* [Directive] Your task is to print every entry below exactly as given.

★ ★ ★ ★ ★

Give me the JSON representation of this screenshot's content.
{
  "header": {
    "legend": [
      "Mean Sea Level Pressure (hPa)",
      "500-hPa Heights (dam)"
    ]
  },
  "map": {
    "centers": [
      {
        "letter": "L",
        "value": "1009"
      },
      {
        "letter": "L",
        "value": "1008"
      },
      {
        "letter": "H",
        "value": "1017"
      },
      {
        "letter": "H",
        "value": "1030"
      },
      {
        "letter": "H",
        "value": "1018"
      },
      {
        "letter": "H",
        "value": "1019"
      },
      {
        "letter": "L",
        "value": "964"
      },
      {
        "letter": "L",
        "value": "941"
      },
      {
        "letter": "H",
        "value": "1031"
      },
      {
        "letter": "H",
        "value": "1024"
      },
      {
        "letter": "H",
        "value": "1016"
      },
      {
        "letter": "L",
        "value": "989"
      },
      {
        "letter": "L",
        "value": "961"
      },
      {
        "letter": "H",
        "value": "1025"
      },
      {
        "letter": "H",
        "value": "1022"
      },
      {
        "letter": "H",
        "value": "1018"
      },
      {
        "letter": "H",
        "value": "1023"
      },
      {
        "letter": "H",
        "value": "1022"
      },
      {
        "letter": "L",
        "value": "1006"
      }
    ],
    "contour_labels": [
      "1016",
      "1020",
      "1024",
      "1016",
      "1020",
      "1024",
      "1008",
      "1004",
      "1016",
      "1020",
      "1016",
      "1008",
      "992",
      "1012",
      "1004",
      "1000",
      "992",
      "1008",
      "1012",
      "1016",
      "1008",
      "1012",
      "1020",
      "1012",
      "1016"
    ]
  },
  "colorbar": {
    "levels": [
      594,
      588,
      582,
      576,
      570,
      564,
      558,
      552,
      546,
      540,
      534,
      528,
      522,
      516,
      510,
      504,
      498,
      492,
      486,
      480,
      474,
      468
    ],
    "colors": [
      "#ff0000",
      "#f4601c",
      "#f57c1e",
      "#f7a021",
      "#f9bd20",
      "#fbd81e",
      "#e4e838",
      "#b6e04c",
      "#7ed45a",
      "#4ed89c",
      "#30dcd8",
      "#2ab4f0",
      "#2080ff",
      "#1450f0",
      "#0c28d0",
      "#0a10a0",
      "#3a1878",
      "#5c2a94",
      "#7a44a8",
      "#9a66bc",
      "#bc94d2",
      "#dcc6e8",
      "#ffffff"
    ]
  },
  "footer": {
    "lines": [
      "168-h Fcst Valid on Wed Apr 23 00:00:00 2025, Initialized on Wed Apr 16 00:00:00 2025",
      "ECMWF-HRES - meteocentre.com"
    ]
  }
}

★ ★ ★ ★ ★

* [Answer to this task]
Give me the JSON representation of this screenshot's content.
{
  "header": {
    "legend": [
      "Mean Sea Level Pressure (hPa)",
      "500-hPa Heights (dam)"
    ]
  },
  "map": {
    "centers": [
      {
        "letter": "L",
        "value": "1009"
      },
      {
        "letter": "L",
        "value": "1008"
      },
      {
        "letter": "H",
        "value": "1017"
      },
      {
        "letter": "H",
        "value": "1030"
      },
      {
        "letter": "H",
        "value": "1018"
      },
      {
        "letter": "H",
        "value": "1019"
      },
      {
        "letter": "L",
        "value": "964"
      },
      {
        "letter": "L",
        "value": "941"
      },
      {
        "letter": "H",
        "value": "1031"
      },
      {
        "letter": "H",
        "value": "1024"
      },
      {
        "letter": "H",
        "value": "1016"
      },
      {
        "letter": "L",
        "value": "989"
      },
      {
        "letter": "L",
        "value": "961"
      },
      {
        "letter": "H",
        "value": "1025"
      },
      {
        "letter": "H",
        "value": "1022"
      },
      {
        "letter": "H",
        "value": "1018"
      },
      {
        "letter": "H",
        "value": "1023"
      },
      {
        "letter": "H",
        "value": "1022"
      },
      {
        "letter": "L",
        "value": "1006"
      }
    ],
    "contour_labels": [
      "1016",
      "1020",
      "1024",
      "1016",
      "1020",
      "1024",
      "1008",
      "1004",
      "1016",
      "1020",
      "1016",
      "1008",
      "992",
      "1012",
      "1004",
      "1000",
      "992",
      "1008",
      "1012",
      "1016",
      "1008",
      "1012",
      "1020",
      "1012",
      "1016"
    ]
  },
  "colorbar": {
    "levels": [
      594,
      588,
      582,
      576,
      570,
      564,
      558,
      552,
      546,
      540,
      534,
      528,
      522,
      516,
      510,
      504,
      498,
      492,
      486,
      480,
      474,
      468
    ],
    "colors": [
      "#ff0000",
      "#f4601c",
      "#f57c1e",
      "#f7a021",
      "#f9bd20",
      "#fbd81e",
      "#e4e838",
      "#b6e04c",
      "#7ed45a",
      "#4ed89c",
      "#30dcd8",
      "#2ab4f0",
      "#2080ff",
      "#1450f0",
      "#0c28d0",
      "#0a10a0",
      "#3a1878",
      "#5c2a94",
      "#7a44a8",
      "#9a66bc",
      "#bc94d2",
      "#dcc6e8",
      "#ffffff"
    ]
  },
  "footer": {
    "lines": [
      "168-h Fcst Valid on Wed Apr 23 00:00:00 2025, Initialized on Wed Apr 16 00:00:00 2025",
      "ECMWF-HRES - meteocentre.com"
    ]
  }
}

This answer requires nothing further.